* _Listed entries_
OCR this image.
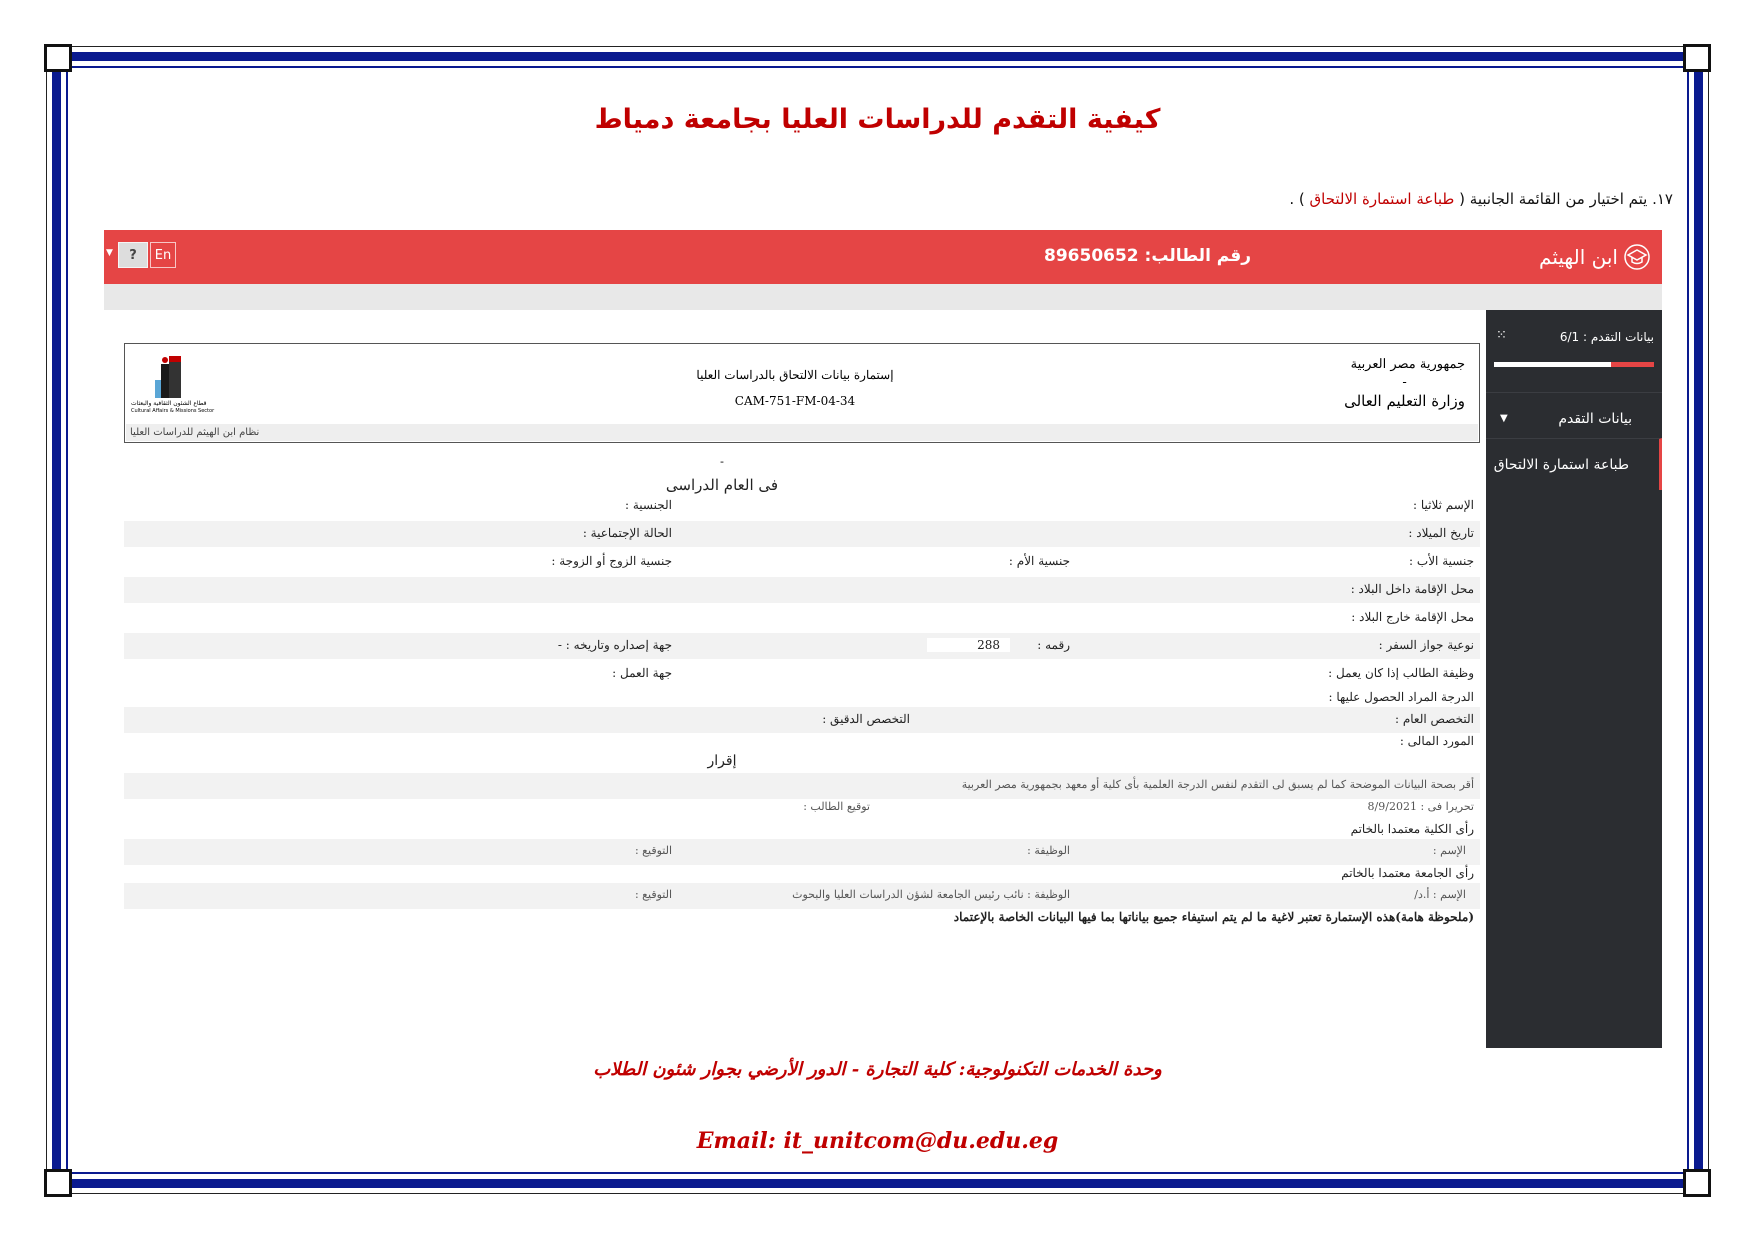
كيفية التقدم للدراسات العليا بجامعة دمياط
١٧. يتم اختيار من القائمة الجانبية ( طباعة استمارة الالتحاق ) .
ابن الهيثم
رقم الطالب: 89650652
En
?
▼
بيانات التقدم : 6/1
⁙
بيانات التقدم
▼
طباعة استمارة الالتحاق
جمهورية مصر العربية
-
وزارة التعليم العالى
إستمارة بيانات الالتحاق بالدراسات العليا
CAM-751-FM-04-34
قطاع الشئون الثقافية والبعثات
Cultural Affairs & Missions Sector
نظام ابن الهيثم للدراسات العليا
-
فى العام الدراسى
الإسم ثلاثيا :
الجنسية :
تاريخ الميلاد :
الحالة الإجتماعية :
جنسية الأب :
جنسية الأم :
جنسية الزوج أو الزوجة :
محل الإقامة داخل البلاد :
محل الإقامة خارج البلاد :
نوعية جواز السفر :
رقمه :
288
جهة إصداره وتاريخه : -
وظيفة الطالب إذا كان يعمل :
جهة العمل :
الدرجة المراد الحصول عليها :
التخصص العام :
التخصص الدقيق :
المورد المالى :
إقرار
أقر بصحة البيانات الموضحة كما لم يسبق لى التقدم لنفس الدرجة العلمية بأى كلية أو معهد بجمهورية مصر العربية
تحريرا فى : 8/9/2021
توقيع الطالب :
رأى الكلية معتمدا بالخاتم
الإسم :
الوظيفة :
التوقيع :
رأى الجامعة معتمدا بالخاتم
الإسم : أ.د/
الوظيفة : نائب رئيس الجامعة لشؤن الدراسات العليا والبحوث
التوقيع :
(ملحوظة هامة)هذه الإستمارة تعتبر لاغية ما لم يتم استيفاء جميع بياناتها بما فيها البيانات الخاصة بالإعتماد
وحدة الخدمات التكنولوجية: كلية التجارة - الدور الأرضي بجوار شئون الطلاب
Email: it_unitcom@du.edu.eg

* _Work instructions_
All records must be output exactly as they are, except for the pictures, which are left out.

* _Output of the exercise_
OCR this image.
كيفية التقدم للدراسات العليا بجامعة دمياط
١٧. يتم اختيار من القائمة الجانبية ( طباعة استمارة الالتحاق ) .
ابن الهيثم
رقم الطالب: 89650652
En
?
▼
بيانات التقدم : 6/1
⁙
بيانات التقدم
▼
طباعة استمارة الالتحاق
جمهورية مصر العربية
-
وزارة التعليم العالى
إستمارة بيانات الالتحاق بالدراسات العليا
CAM-751-FM-04-34
قطاع الشئون الثقافية والبعثات
Cultural Affairs & Missions Sector
نظام ابن الهيثم للدراسات العليا
-
فى العام الدراسى
الإسم ثلاثيا :
الجنسية :
تاريخ الميلاد :
الحالة الإجتماعية :
جنسية الأب :
جنسية الأم :
جنسية الزوج أو الزوجة :
محل الإقامة داخل البلاد :
محل الإقامة خارج البلاد :
نوعية جواز السفر :
رقمه :
288
جهة إصداره وتاريخه : -
وظيفة الطالب إذا كان يعمل :
جهة العمل :
الدرجة المراد الحصول عليها :
التخصص العام :
التخصص الدقيق :
المورد المالى :
إقرار
أقر بصحة البيانات الموضحة كما لم يسبق لى التقدم لنفس الدرجة العلمية بأى كلية أو معهد بجمهورية مصر العربية
تحريرا فى : 8/9/2021
توقيع الطالب :
رأى الكلية معتمدا بالخاتم
الإسم :
الوظيفة :
التوقيع :
رأى الجامعة معتمدا بالخاتم
الإسم : أ.د/
الوظيفة : نائب رئيس الجامعة لشؤن الدراسات العليا والبحوث
التوقيع :
(ملحوظة هامة)هذه الإستمارة تعتبر لاغية ما لم يتم استيفاء جميع بياناتها بما فيها البيانات الخاصة بالإعتماد
وحدة الخدمات التكنولوجية: كلية التجارة - الدور الأرضي بجوار شئون الطلاب
Email: it_unitcom@du.edu.eg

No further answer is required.